── Material

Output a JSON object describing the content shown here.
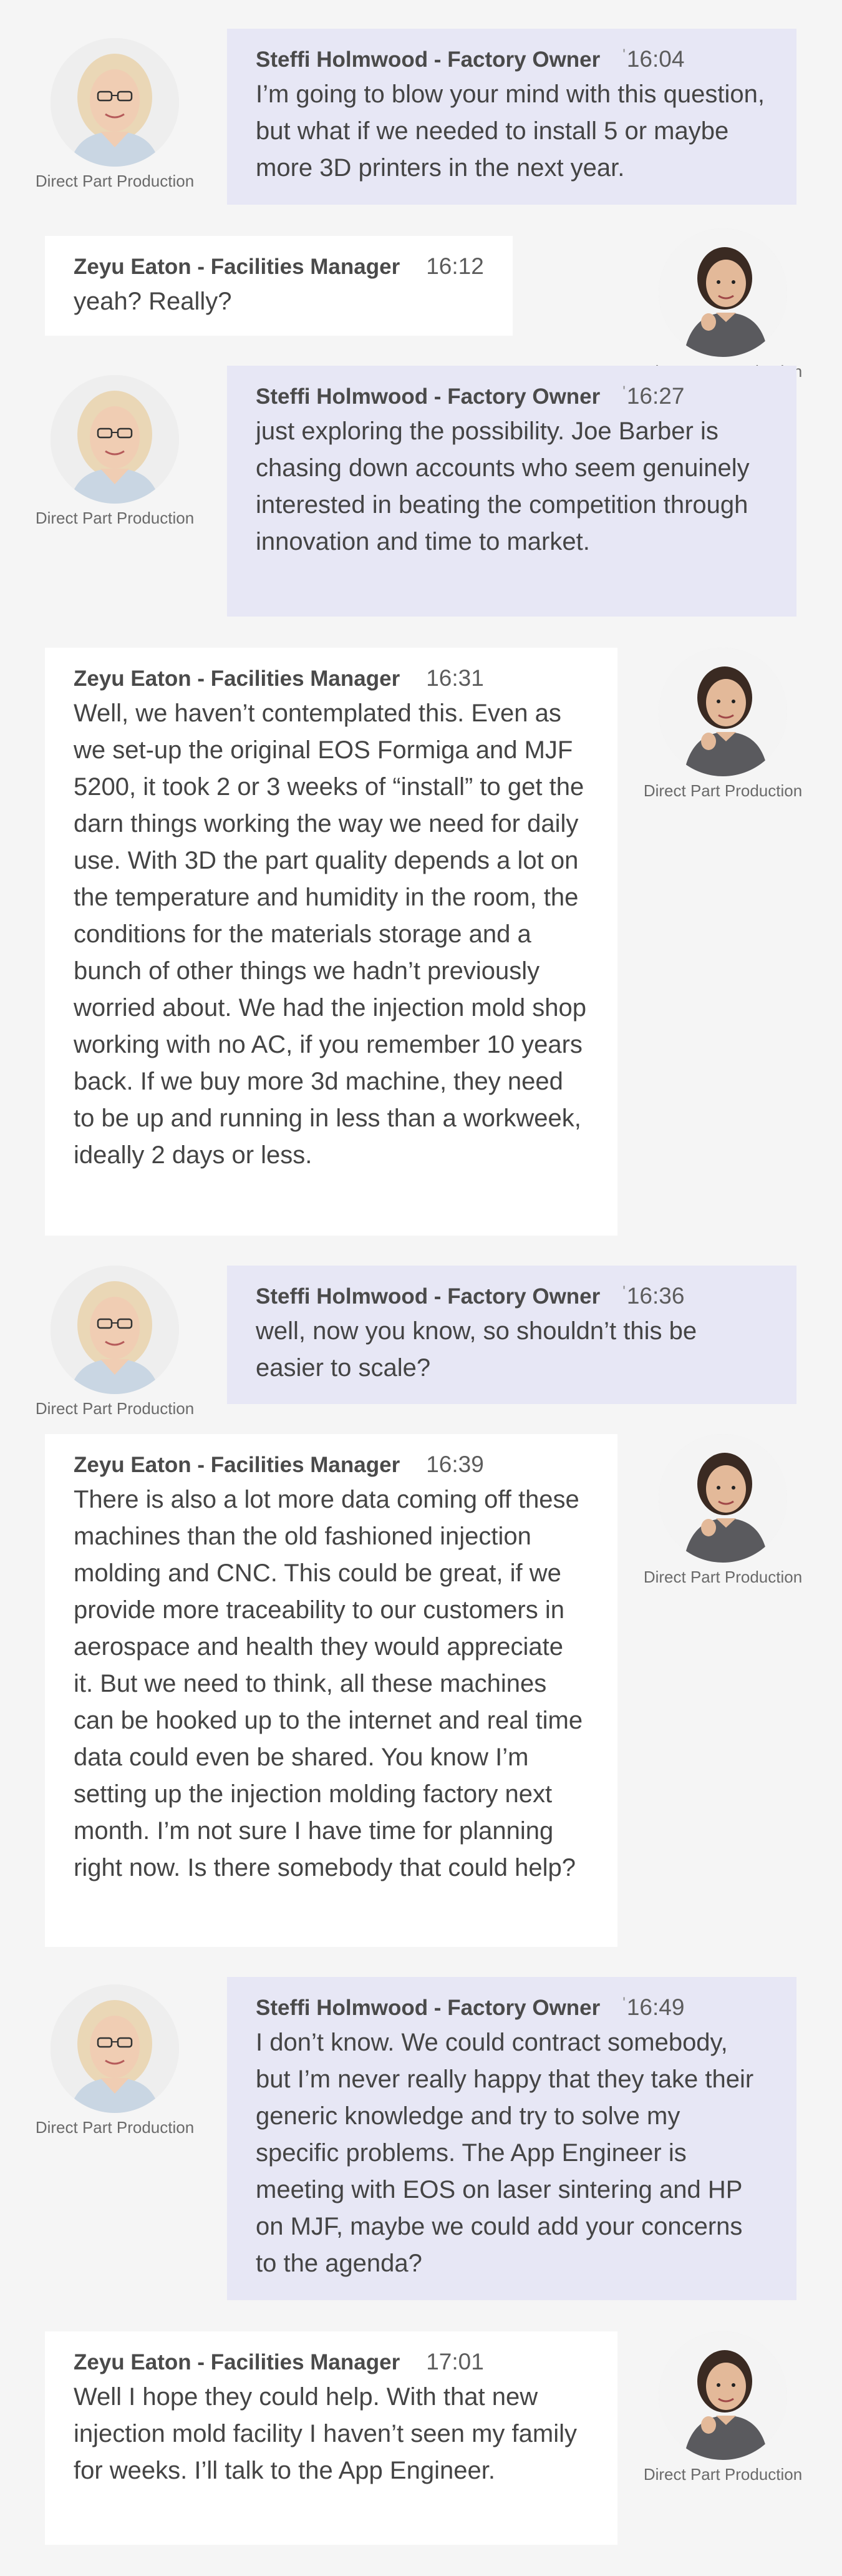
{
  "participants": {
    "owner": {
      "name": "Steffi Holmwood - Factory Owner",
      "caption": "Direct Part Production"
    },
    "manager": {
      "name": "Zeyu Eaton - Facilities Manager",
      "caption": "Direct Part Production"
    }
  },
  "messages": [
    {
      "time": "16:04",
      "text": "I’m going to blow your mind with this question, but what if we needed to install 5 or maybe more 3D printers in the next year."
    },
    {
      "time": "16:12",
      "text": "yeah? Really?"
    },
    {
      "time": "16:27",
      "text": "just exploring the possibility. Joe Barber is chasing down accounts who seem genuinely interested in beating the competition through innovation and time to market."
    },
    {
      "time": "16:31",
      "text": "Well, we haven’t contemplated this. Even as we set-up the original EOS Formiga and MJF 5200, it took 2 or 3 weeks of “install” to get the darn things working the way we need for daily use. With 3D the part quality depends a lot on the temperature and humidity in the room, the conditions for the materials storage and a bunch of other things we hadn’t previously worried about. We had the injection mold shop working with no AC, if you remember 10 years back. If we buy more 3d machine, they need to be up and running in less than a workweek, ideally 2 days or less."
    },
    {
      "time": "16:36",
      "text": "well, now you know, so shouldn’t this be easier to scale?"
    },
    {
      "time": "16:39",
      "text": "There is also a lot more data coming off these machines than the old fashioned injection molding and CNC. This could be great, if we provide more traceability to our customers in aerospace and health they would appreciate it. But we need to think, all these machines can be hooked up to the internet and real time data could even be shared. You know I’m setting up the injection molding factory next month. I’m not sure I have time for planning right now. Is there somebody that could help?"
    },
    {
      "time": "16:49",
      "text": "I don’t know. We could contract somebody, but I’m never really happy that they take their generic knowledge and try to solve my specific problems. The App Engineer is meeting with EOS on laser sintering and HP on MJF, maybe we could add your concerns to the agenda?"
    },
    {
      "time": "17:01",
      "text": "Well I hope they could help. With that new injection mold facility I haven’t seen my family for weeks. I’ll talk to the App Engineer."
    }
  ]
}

────
── Material

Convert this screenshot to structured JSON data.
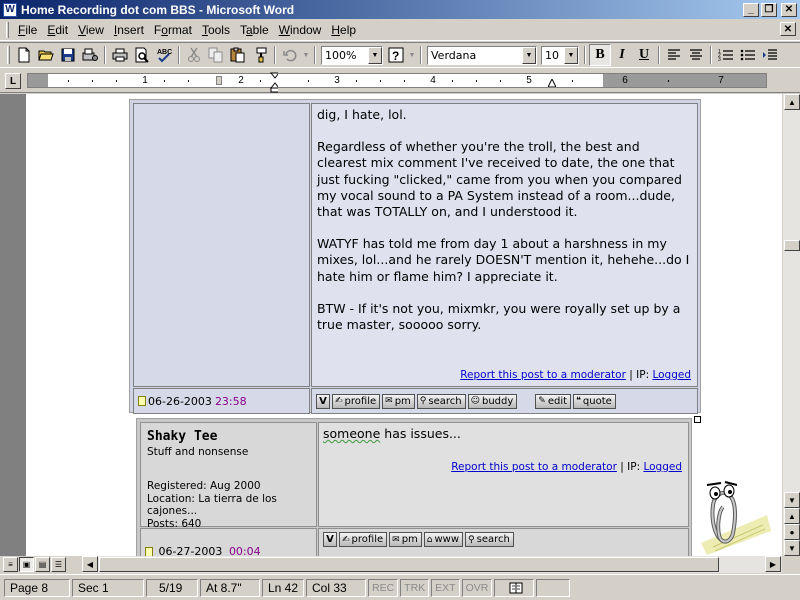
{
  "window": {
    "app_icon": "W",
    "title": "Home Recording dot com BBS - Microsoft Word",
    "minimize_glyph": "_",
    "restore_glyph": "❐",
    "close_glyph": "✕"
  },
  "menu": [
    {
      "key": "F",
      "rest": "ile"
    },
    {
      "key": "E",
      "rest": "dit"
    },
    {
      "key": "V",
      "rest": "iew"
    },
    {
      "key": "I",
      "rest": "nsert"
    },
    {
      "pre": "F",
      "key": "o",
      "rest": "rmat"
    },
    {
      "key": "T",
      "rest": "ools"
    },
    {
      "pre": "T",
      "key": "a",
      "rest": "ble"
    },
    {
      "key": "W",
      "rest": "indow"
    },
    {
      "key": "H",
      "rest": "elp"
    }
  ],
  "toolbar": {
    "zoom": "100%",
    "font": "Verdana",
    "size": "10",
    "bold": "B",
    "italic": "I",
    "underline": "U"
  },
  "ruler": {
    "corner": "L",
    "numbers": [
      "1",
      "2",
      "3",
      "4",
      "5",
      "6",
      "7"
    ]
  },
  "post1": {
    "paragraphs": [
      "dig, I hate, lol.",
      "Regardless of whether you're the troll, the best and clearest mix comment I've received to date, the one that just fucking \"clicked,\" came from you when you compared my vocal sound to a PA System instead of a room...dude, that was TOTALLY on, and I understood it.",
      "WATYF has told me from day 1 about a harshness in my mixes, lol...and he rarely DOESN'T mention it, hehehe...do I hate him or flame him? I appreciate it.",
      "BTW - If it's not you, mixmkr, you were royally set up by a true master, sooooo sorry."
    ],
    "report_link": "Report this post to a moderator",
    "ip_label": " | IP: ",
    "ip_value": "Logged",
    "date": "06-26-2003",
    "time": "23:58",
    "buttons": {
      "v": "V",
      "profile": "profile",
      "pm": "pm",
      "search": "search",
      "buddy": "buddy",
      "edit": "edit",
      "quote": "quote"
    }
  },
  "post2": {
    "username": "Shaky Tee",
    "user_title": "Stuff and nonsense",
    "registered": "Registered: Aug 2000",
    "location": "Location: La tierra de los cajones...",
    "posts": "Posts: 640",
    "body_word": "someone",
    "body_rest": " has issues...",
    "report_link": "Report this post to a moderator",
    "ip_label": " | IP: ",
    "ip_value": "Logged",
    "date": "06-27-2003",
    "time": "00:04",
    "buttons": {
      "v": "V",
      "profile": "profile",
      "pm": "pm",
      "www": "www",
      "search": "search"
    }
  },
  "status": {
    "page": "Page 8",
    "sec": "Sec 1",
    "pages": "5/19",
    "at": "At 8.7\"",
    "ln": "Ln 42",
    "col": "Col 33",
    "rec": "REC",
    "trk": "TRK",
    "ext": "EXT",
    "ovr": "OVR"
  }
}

────
── Material

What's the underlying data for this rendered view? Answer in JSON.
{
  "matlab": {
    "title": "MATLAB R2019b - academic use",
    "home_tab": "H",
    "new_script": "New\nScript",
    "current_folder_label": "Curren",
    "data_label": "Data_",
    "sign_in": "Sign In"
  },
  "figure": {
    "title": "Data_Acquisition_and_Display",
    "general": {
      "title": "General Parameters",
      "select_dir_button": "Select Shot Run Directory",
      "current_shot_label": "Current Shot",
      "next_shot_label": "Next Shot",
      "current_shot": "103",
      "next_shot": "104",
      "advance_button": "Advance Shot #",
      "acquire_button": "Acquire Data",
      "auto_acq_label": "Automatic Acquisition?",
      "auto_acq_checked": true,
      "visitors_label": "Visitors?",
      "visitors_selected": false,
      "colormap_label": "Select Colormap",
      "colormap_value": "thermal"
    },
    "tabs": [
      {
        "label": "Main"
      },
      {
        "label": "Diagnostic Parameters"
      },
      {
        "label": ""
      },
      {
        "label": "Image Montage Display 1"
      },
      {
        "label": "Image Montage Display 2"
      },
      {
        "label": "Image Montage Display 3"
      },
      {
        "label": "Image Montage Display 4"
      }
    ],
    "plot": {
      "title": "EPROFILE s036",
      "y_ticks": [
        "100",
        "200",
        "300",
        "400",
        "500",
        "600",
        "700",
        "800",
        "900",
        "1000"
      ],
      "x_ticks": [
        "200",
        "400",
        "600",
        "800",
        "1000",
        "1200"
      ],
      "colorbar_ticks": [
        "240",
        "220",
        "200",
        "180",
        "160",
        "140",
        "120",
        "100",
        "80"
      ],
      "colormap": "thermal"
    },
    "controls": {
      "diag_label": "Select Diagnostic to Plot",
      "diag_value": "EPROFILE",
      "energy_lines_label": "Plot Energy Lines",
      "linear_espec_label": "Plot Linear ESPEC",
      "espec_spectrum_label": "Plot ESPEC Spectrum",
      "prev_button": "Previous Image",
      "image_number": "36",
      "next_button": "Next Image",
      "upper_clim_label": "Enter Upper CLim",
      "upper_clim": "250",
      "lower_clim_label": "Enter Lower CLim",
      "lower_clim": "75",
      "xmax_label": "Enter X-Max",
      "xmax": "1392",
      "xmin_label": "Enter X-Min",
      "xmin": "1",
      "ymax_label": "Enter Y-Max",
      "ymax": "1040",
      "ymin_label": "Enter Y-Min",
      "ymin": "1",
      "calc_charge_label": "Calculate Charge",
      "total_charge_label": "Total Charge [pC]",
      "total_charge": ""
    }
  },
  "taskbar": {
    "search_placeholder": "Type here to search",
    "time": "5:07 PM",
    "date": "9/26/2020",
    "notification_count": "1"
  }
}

────

**Set exercise**
Give nothing but the number of lines containing the string "search".

**Task response**
3